Write out all lines holding the word "Priserna".

— START Records to process —

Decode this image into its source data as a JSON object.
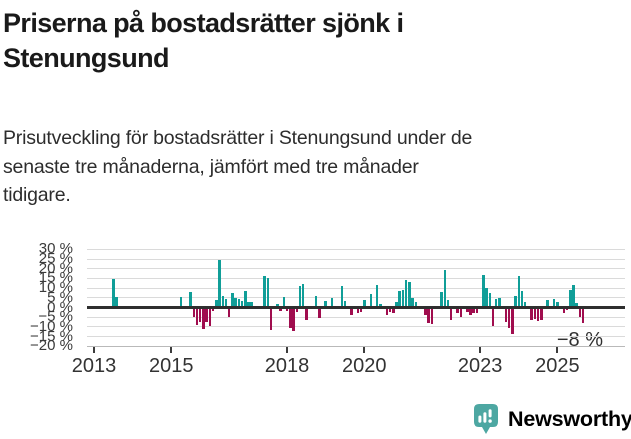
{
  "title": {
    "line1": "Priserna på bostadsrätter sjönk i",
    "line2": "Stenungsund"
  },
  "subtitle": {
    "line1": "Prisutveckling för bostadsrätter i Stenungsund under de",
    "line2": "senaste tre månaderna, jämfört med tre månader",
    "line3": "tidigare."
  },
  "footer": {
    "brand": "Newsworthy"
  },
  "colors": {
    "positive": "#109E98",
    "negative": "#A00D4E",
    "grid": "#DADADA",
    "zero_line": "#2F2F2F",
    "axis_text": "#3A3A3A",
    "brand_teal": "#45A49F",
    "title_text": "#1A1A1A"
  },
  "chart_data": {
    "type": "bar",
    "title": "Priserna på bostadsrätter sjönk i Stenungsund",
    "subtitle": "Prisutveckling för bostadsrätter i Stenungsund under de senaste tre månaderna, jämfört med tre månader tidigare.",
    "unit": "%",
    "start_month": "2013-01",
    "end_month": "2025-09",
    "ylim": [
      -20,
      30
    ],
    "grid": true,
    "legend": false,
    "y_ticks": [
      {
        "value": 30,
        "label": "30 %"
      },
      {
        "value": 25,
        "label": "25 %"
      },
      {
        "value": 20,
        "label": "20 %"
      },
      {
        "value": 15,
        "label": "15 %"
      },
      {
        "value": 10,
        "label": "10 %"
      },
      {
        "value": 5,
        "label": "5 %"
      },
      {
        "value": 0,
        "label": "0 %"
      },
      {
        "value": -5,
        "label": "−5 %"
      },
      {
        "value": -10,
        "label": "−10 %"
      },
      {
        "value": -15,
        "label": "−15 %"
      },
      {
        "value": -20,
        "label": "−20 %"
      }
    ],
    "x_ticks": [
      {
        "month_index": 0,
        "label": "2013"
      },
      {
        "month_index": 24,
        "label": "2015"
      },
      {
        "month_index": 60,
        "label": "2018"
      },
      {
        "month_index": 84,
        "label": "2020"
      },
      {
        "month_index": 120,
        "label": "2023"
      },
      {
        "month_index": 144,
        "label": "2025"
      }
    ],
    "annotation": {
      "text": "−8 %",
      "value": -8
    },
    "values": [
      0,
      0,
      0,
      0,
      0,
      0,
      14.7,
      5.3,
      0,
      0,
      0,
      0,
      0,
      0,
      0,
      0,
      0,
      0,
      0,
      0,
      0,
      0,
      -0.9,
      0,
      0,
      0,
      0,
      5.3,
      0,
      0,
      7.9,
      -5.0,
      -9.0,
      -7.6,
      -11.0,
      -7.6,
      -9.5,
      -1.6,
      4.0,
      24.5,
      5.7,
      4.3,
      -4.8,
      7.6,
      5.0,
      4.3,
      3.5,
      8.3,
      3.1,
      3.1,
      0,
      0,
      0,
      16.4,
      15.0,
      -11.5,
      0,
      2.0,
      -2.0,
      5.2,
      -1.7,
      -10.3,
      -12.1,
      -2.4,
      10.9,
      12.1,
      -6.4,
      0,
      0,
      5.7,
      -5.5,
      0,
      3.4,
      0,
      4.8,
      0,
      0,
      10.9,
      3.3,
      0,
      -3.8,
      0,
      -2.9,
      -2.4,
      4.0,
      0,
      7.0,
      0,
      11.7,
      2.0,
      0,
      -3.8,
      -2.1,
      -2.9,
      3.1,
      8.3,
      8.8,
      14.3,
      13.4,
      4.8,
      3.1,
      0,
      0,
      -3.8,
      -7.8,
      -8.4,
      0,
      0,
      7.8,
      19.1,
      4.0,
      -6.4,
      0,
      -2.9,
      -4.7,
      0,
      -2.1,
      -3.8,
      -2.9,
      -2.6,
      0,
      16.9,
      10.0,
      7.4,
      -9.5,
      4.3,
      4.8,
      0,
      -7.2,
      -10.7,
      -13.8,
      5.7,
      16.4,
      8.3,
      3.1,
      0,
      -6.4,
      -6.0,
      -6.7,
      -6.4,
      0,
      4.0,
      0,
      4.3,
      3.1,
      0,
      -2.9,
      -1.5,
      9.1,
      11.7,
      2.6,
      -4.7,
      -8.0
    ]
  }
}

— END Records to process —
— START Records to process —

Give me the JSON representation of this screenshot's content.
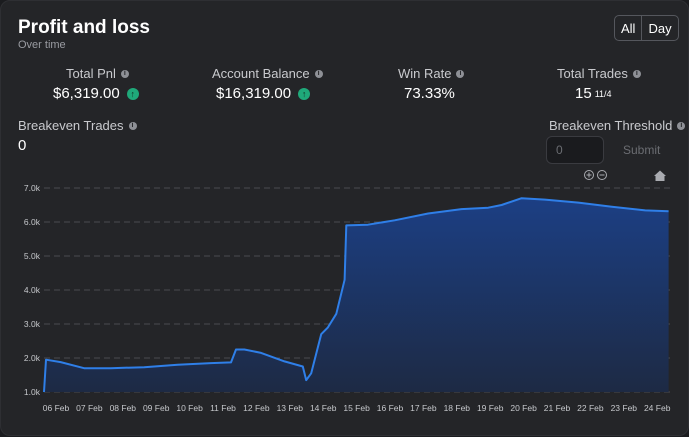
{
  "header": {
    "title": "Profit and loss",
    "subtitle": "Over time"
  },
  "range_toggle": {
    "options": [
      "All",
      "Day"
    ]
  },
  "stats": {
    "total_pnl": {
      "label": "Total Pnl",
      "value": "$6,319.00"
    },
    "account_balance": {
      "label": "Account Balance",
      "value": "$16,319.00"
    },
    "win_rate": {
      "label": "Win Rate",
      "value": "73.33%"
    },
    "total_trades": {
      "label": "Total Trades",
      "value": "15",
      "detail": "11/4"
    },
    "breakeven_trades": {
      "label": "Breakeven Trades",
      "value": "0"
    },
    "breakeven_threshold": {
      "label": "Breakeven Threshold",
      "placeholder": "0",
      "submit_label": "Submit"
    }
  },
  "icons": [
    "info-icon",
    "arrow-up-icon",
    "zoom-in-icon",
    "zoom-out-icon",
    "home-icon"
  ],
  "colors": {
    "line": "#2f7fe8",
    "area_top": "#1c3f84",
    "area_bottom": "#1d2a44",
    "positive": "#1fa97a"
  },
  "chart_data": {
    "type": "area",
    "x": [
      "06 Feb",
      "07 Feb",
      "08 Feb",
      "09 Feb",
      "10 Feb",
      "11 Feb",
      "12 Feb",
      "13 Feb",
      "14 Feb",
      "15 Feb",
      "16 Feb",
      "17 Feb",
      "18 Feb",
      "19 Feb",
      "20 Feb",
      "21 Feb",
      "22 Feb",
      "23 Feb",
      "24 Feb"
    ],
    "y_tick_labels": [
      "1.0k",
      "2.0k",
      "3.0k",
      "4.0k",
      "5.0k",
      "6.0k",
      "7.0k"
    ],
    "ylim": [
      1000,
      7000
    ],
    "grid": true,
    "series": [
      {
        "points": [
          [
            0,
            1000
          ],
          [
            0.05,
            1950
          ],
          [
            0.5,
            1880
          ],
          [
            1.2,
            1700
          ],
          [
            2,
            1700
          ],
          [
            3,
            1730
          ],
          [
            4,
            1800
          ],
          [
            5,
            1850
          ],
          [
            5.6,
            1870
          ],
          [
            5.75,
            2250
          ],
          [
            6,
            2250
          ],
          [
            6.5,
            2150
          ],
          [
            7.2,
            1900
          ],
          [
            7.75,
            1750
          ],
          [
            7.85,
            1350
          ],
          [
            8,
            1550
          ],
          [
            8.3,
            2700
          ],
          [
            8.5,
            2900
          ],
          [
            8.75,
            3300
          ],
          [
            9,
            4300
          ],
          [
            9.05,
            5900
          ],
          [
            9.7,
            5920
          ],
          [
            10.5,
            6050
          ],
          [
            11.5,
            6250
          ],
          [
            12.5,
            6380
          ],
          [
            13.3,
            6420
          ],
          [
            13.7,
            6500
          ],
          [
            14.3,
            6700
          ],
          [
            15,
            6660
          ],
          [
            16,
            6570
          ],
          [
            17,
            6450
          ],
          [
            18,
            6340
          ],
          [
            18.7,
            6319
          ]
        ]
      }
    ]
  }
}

— END Records to process —

§ **The solution**
    "line1": "Priserna på bostadsrätter sjönk i",
    "title": "Priserna på bostadsrätter sjönk i Stenungsund",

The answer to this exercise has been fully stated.